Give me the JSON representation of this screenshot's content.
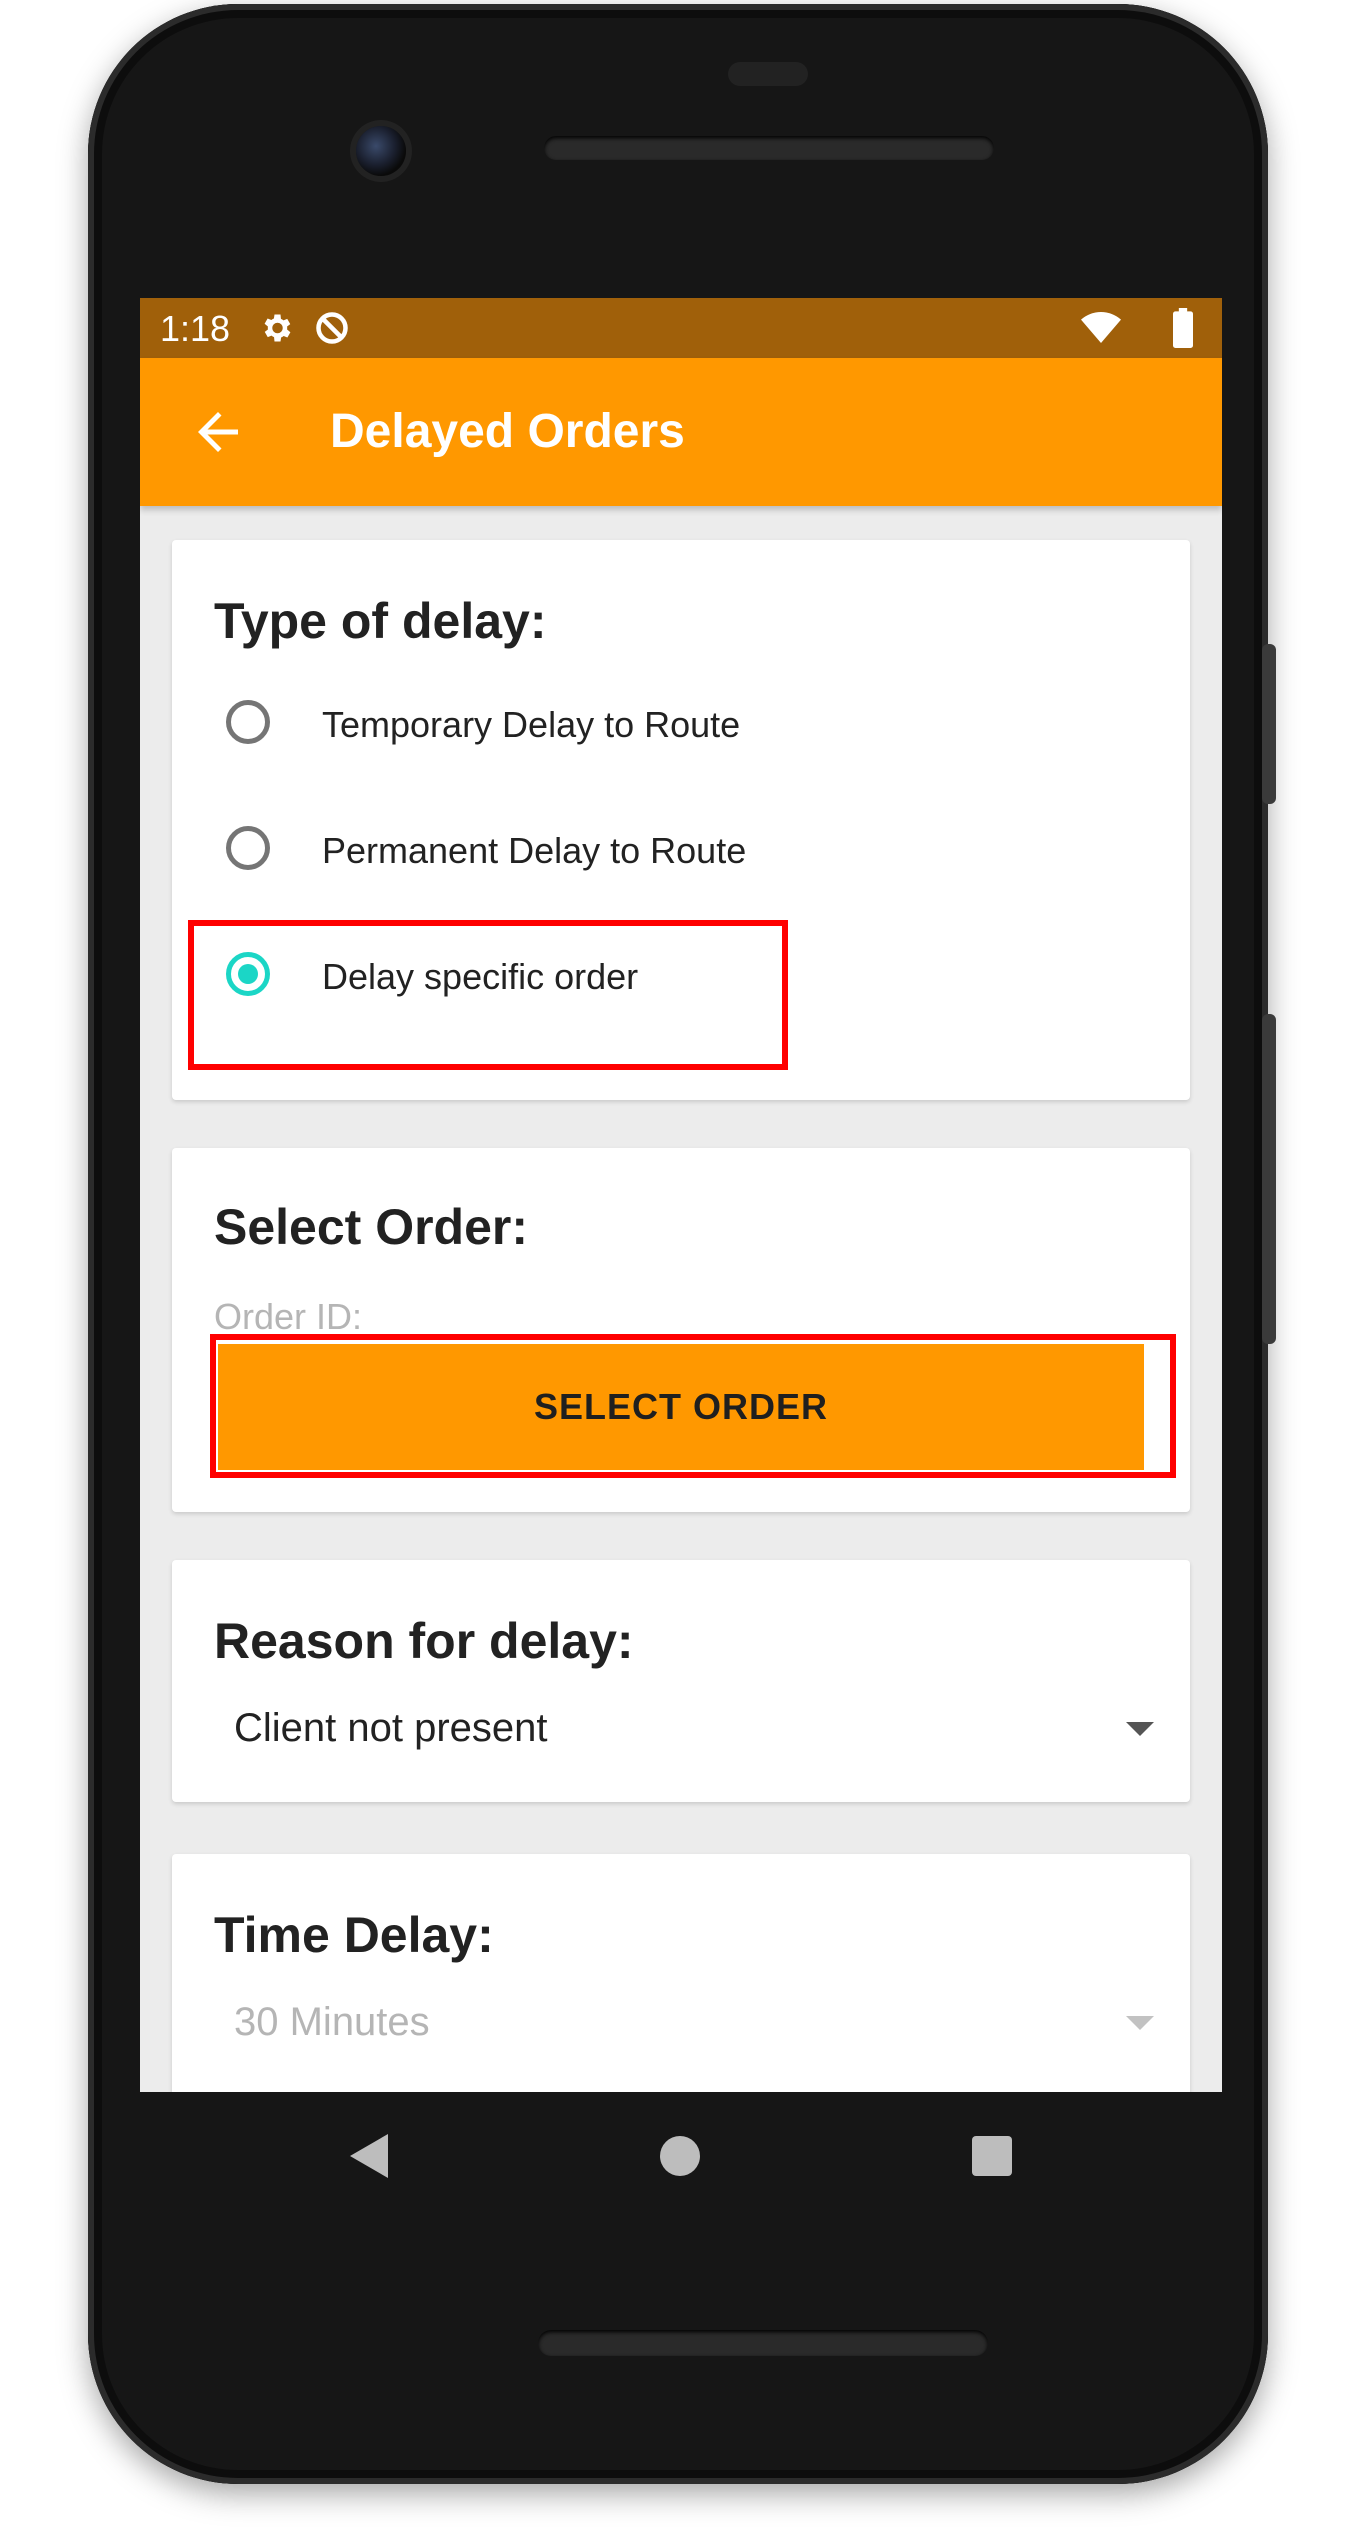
{
  "status_bar": {
    "time": "1:18",
    "icons": [
      "gear-icon",
      "do-not-disturb-icon",
      "wifi-icon",
      "battery-icon"
    ]
  },
  "app_bar": {
    "title": "Delayed Orders",
    "back_icon": "arrow-back-icon",
    "background": "#ff9800"
  },
  "delay_type": {
    "title": "Type of delay:",
    "options": [
      {
        "label": "Temporary Delay to Route",
        "checked": false
      },
      {
        "label": "Permanent Delay to Route",
        "checked": false
      },
      {
        "label": "Delay specific order",
        "checked": true
      }
    ]
  },
  "select_order": {
    "title": "Select Order:",
    "order_id_label": "Order ID:",
    "button_label": "SELECT ORDER"
  },
  "reason": {
    "title": "Reason for delay:",
    "selected": "Client not present"
  },
  "time_delay": {
    "title": "Time Delay:",
    "selected": "30 Minutes"
  },
  "colors": {
    "accent": "#ff9800",
    "status_bar": "#a0600a",
    "radio_checked": "#1bd6c6",
    "highlight": "#ff0000"
  },
  "nav_bar": {
    "icons": [
      "nav-back-icon",
      "nav-home-icon",
      "nav-recents-icon"
    ]
  }
}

» INSTRUCTIONS FOR THE TASK
All records above are to be printed exactly, minus the pictures they contain.

» COMPLETE ANSWER
Give me the JSON representation of this screenshot's content.
{
  "status_bar": {
    "time": "1:18",
    "icons": [
      "gear-icon",
      "do-not-disturb-icon",
      "wifi-icon",
      "battery-icon"
    ]
  },
  "app_bar": {
    "title": "Delayed Orders",
    "back_icon": "arrow-back-icon",
    "background": "#ff9800"
  },
  "delay_type": {
    "title": "Type of delay:",
    "options": [
      {
        "label": "Temporary Delay to Route",
        "checked": false
      },
      {
        "label": "Permanent Delay to Route",
        "checked": false
      },
      {
        "label": "Delay specific order",
        "checked": true
      }
    ]
  },
  "select_order": {
    "title": "Select Order:",
    "order_id_label": "Order ID:",
    "button_label": "SELECT ORDER"
  },
  "reason": {
    "title": "Reason for delay:",
    "selected": "Client not present"
  },
  "time_delay": {
    "title": "Time Delay:",
    "selected": "30 Minutes"
  },
  "colors": {
    "accent": "#ff9800",
    "status_bar": "#a0600a",
    "radio_checked": "#1bd6c6",
    "highlight": "#ff0000"
  },
  "nav_bar": {
    "icons": [
      "nav-back-icon",
      "nav-home-icon",
      "nav-recents-icon"
    ]
  }
}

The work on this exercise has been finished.